**RECORDS SHOWN**

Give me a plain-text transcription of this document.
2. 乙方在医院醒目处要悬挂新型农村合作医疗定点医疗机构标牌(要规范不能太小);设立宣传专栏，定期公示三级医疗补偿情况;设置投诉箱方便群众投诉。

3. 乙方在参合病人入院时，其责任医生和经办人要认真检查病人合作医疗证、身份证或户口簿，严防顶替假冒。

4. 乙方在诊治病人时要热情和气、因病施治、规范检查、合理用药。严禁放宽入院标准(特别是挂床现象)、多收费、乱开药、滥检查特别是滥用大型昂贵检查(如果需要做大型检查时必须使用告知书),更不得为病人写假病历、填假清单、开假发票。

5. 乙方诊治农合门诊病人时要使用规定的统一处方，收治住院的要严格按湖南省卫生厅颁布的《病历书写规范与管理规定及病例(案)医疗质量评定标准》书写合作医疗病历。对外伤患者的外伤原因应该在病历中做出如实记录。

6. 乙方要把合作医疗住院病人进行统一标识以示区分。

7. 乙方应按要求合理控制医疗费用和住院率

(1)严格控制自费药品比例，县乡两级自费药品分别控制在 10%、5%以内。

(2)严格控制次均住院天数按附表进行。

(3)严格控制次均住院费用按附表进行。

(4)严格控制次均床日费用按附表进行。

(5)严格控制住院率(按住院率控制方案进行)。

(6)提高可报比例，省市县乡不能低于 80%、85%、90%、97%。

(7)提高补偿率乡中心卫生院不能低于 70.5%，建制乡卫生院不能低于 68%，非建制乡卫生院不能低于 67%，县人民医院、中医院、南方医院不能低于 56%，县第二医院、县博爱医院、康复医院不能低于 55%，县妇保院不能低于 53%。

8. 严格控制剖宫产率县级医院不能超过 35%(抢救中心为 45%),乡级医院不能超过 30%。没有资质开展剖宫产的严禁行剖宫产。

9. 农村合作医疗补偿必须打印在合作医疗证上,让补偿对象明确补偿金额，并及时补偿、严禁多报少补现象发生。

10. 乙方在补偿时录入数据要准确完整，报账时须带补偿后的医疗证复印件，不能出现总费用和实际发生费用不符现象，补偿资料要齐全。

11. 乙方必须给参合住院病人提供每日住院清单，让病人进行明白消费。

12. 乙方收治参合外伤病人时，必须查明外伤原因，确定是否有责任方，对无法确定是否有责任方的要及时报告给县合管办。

**INSTRUCTIONS TO FOLLOW**
Make a verbatim copy of every entry shown above.

**ANSWER IN FULL**
Give me a plain-text transcription of this document.
2. 乙方在医院醒目处要悬挂新型农村合作医疗定点医疗机构标牌(要规范不能太小);设立宣传专栏，定期公示三级医疗补偿情况;设置投诉箱方便群众投诉。

3. 乙方在参合病人入院时，其责任医生和经办人要认真检查病人合作医疗证、身份证或户口簿，严防顶替假冒。

4. 乙方在诊治病人时要热情和气、因病施治、规范检查、合理用药。严禁放宽入院标准(特别是挂床现象)、多收费、乱开药、滥检查特别是滥用大型昂贵检查(如果需要做大型检查时必须使用告知书),更不得为病人写假病历、填假清单、开假发票。

5. 乙方诊治农合门诊病人时要使用规定的统一处方，收治住院的要严格按湖南省卫生厅颁布的《病历书写规范与管理规定及病例(案)医疗质量评定标准》书写合作医疗病历。对外伤患者的外伤原因应该在病历中做出如实记录。

6. 乙方要把合作医疗住院病人进行统一标识以示区分。

7. 乙方应按要求合理控制医疗费用和住院率

(1)严格控制自费药品比例，县乡两级自费药品分别控制在 10%、5%以内。

(2)严格控制次均住院天数按附表进行。

(3)严格控制次均住院费用按附表进行。

(4)严格控制次均床日费用按附表进行。

(5)严格控制住院率(按住院率控制方案进行)。

(6)提高可报比例，省市县乡不能低于 80%、85%、90%、97%。

(7)提高补偿率乡中心卫生院不能低于 70.5%，建制乡卫生院不能低于 68%，非建制乡卫生院不能低于 67%，县人民医院、中医院、南方医院不能低于 56%，县第二医院、县博爱医院、康复医院不能低于 55%，县妇保院不能低于 53%。

8. 严格控制剖宫产率县级医院不能超过 35%(抢救中心为 45%),乡级医院不能超过 30%。没有资质开展剖宫产的严禁行剖宫产。

9. 农村合作医疗补偿必须打印在合作医疗证上,让补偿对象明确补偿金额，并及时补偿、严禁多报少补现象发生。

10. 乙方在补偿时录入数据要准确完整，报账时须带补偿后的医疗证复印件，不能出现总费用和实际发生费用不符现象，补偿资料要齐全。

11. 乙方必须给参合住院病人提供每日住院清单，让病人进行明白消费。

12. 乙方收治参合外伤病人时，必须查明外伤原因，确定是否有责任方，对无法确定是否有责任方的要及时报告给县合管办。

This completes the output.